---------- DATASET ENTRIES

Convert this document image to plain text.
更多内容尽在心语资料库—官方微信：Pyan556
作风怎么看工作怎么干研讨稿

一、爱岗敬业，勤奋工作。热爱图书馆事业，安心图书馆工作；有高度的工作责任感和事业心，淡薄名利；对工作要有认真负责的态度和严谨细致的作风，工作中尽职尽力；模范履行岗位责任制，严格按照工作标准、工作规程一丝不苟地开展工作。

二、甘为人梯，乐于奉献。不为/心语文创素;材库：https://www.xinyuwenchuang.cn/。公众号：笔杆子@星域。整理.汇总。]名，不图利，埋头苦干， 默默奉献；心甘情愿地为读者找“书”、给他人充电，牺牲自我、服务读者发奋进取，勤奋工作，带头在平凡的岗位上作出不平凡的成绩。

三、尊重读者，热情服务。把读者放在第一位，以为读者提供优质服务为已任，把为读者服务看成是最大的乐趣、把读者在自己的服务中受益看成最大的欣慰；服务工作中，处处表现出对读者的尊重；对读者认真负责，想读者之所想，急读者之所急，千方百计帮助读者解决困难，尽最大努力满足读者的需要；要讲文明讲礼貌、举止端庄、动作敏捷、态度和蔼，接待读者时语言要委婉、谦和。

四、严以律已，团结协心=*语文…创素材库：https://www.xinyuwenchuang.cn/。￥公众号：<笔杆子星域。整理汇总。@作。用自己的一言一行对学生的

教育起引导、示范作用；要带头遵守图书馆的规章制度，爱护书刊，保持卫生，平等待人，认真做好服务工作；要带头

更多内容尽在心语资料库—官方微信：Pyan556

--------------------
---------- DATASET ENTRIES

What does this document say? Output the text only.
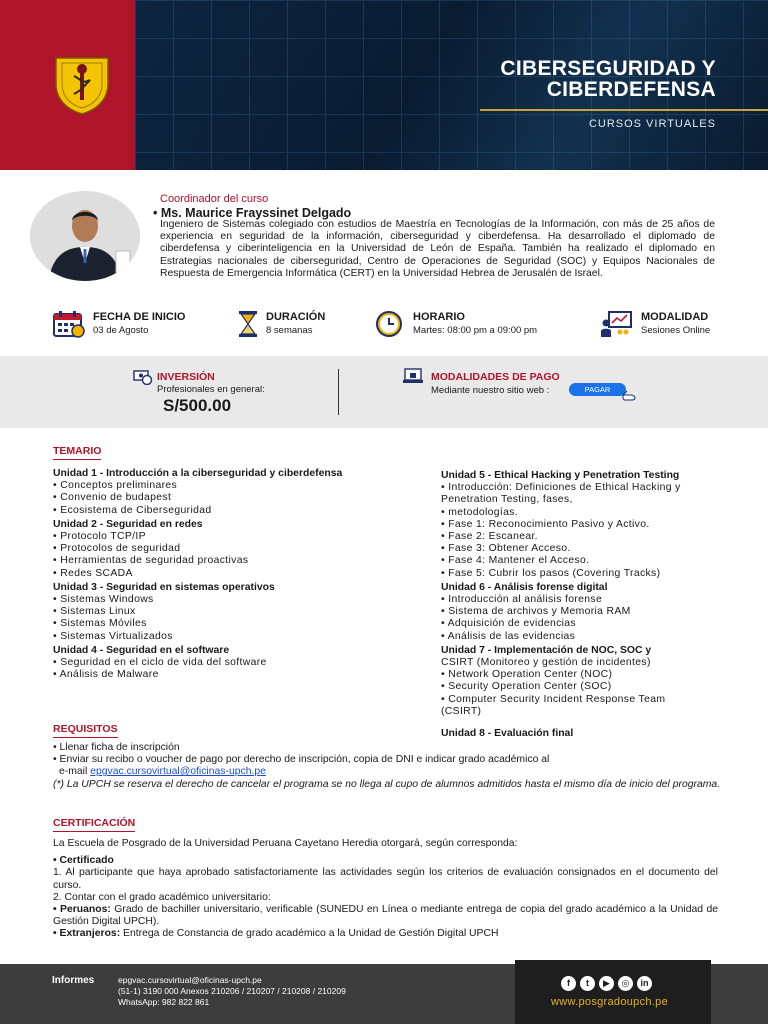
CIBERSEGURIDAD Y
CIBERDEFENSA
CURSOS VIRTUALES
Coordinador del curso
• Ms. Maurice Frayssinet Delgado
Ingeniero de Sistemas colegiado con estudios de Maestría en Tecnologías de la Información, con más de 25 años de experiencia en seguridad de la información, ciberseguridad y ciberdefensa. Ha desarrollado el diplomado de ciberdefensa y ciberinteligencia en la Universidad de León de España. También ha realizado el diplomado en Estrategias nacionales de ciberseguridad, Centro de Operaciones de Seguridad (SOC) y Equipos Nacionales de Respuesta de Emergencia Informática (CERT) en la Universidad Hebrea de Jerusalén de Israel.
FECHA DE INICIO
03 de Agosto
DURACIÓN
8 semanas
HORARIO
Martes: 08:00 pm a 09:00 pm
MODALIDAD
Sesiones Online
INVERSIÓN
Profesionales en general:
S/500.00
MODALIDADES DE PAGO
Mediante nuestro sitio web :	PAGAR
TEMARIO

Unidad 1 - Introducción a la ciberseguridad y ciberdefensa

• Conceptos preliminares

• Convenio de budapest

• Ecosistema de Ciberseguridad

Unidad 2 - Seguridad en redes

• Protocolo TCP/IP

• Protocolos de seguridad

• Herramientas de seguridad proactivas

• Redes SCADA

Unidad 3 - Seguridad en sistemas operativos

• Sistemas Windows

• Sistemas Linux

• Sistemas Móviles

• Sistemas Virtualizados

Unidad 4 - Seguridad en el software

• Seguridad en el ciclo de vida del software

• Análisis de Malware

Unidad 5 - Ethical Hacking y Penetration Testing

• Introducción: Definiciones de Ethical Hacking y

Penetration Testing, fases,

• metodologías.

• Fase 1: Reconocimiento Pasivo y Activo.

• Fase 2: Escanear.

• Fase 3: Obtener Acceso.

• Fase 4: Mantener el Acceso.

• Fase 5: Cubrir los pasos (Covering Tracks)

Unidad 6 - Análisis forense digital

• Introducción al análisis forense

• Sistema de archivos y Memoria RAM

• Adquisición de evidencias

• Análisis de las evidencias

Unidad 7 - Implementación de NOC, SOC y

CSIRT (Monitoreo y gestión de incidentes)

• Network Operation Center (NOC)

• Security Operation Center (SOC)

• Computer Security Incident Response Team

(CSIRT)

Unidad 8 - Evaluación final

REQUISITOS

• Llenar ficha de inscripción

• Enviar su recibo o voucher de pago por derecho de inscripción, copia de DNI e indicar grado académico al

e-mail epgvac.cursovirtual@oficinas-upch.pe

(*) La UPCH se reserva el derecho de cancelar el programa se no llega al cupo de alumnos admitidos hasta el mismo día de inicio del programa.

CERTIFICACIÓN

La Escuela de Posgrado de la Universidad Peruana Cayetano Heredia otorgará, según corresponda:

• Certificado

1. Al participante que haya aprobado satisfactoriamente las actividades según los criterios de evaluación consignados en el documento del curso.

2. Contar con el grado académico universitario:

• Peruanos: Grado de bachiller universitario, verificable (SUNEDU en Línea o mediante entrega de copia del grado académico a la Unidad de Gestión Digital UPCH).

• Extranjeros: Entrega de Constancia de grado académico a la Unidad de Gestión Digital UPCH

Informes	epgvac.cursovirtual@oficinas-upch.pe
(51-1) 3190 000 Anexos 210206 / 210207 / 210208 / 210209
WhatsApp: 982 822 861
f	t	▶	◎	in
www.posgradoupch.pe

--------------------

### GIVEN INSTRUCTION
Give the number of lines in the entries that include the string "勤奋工作", and nothing more.

### COMPLETED TASK
2